| Instruction |
Output the records exactly. Include every line.

| Data extract |
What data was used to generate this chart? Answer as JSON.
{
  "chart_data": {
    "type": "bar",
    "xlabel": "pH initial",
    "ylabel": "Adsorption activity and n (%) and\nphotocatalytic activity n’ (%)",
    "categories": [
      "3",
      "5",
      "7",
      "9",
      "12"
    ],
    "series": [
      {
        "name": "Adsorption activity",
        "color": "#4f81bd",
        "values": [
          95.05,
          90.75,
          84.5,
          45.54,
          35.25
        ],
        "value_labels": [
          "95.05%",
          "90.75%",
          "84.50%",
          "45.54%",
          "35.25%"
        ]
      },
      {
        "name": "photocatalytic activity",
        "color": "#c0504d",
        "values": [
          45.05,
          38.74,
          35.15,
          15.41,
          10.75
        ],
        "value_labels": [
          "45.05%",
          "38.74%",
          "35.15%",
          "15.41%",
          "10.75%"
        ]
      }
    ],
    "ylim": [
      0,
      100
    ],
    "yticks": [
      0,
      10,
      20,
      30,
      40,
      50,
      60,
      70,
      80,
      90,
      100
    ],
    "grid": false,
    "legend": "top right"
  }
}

| Solution for this problem |
What data was used to generate this chart? Answer as JSON.
{
  "chart_data": {
    "type": "bar",
    "xlabel": "pH initial",
    "ylabel": "Adsorption activity and n (%) and\nphotocatalytic activity n’ (%)",
    "categories": [
      "3",
      "5",
      "7",
      "9",
      "12"
    ],
    "series": [
      {
        "name": "Adsorption activity",
        "color": "#4f81bd",
        "values": [
          95.05,
          90.75,
          84.5,
          45.54,
          35.25
        ],
        "value_labels": [
          "95.05%",
          "90.75%",
          "84.50%",
          "45.54%",
          "35.25%"
        ]
      },
      {
        "name": "photocatalytic activity",
        "color": "#c0504d",
        "values": [
          45.05,
          38.74,
          35.15,
          15.41,
          10.75
        ],
        "value_labels": [
          "45.05%",
          "38.74%",
          "35.15%",
          "15.41%",
          "10.75%"
        ]
      }
    ],
    "ylim": [
      0,
      100
    ],
    "yticks": [
      0,
      10,
      20,
      30,
      40,
      50,
      60,
      70,
      80,
      90,
      100
    ],
    "grid": false,
    "legend": "top right"
  }
}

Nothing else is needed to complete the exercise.